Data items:
▼
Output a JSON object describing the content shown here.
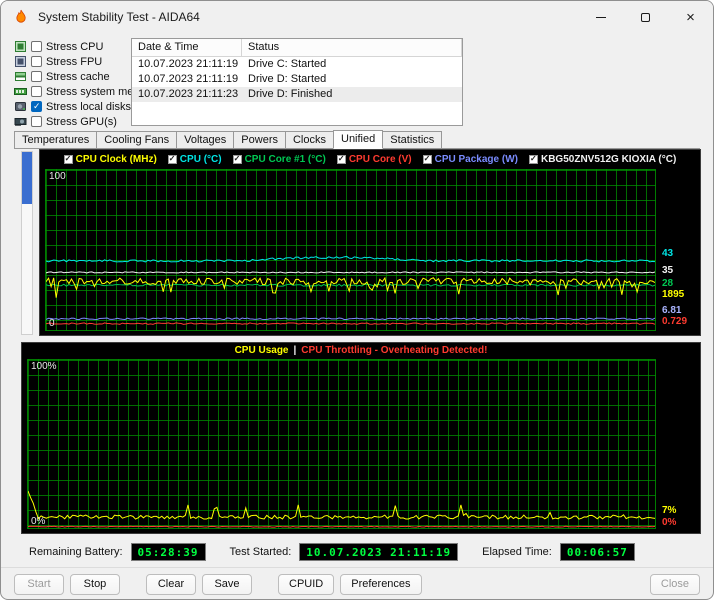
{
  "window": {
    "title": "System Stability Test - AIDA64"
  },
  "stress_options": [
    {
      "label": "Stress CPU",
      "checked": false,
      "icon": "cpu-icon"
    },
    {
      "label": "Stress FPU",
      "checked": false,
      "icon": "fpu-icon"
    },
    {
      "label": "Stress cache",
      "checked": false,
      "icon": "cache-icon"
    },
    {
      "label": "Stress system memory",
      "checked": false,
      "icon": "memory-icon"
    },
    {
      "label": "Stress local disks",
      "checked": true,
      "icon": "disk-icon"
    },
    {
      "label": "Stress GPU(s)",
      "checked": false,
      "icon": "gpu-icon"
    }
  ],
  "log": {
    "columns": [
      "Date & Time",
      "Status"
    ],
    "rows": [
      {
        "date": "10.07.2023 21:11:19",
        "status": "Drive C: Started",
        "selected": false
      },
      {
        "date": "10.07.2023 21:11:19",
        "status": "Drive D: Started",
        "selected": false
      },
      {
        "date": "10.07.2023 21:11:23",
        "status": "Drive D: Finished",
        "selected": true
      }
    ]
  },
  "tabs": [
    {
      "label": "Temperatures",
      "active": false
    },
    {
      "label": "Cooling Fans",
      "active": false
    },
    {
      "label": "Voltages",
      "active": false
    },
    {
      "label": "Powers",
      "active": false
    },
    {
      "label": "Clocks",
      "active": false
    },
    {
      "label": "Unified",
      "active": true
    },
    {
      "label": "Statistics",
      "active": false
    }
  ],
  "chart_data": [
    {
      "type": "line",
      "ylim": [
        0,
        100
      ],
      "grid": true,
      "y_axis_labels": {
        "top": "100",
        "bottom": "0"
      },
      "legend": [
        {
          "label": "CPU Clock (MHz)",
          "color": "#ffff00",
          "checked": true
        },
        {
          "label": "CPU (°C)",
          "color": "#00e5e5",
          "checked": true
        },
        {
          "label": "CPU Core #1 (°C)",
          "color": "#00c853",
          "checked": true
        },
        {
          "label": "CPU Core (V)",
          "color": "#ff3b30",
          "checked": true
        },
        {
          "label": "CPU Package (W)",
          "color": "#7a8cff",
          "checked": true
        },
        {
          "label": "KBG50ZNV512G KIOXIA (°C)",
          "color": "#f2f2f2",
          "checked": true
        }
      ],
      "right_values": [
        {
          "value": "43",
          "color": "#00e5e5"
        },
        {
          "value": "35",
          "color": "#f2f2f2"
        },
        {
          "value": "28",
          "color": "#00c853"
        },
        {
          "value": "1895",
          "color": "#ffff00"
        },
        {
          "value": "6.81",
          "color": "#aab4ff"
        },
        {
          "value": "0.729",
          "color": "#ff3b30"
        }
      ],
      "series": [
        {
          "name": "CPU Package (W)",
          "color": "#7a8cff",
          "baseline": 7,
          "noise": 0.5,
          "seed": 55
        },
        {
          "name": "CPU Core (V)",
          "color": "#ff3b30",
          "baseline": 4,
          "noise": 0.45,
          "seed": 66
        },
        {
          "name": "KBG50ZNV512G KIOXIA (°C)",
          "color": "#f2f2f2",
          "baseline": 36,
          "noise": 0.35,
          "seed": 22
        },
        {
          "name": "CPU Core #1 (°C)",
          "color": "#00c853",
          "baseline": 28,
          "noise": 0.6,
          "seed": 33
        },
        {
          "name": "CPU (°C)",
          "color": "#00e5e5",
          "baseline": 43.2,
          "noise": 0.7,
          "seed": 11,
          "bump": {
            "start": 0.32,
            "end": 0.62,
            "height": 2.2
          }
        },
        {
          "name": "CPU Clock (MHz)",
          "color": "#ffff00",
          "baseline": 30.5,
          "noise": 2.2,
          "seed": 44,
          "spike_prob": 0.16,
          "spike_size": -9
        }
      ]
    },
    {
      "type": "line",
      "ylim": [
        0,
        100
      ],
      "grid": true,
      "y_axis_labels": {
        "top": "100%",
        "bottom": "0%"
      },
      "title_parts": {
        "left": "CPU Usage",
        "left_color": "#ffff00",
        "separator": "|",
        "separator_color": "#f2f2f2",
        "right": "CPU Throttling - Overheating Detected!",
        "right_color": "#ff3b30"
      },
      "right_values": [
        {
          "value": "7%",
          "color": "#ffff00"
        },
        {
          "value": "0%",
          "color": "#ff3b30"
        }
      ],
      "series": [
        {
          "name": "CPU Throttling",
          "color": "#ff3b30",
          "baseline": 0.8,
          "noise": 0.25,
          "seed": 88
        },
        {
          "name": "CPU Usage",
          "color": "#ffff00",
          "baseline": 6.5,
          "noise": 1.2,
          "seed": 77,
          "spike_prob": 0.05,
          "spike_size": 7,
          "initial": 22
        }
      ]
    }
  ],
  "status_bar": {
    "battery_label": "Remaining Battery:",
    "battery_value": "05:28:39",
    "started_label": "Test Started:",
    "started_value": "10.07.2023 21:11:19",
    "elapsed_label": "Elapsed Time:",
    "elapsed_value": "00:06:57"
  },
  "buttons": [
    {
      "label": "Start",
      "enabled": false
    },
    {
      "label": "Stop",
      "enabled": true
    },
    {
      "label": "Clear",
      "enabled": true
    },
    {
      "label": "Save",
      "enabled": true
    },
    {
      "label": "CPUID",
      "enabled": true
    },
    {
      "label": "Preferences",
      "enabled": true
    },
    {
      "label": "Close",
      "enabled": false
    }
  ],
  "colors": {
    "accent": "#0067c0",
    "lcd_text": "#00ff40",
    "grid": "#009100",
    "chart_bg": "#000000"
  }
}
▲
- [TASK]:
From the entries above, list each line with "Package" in it.

- [SOLUTION FOR THIS PROBLEM]:
          "label": "CPU Package (W)",
          "name": "CPU Package (W)",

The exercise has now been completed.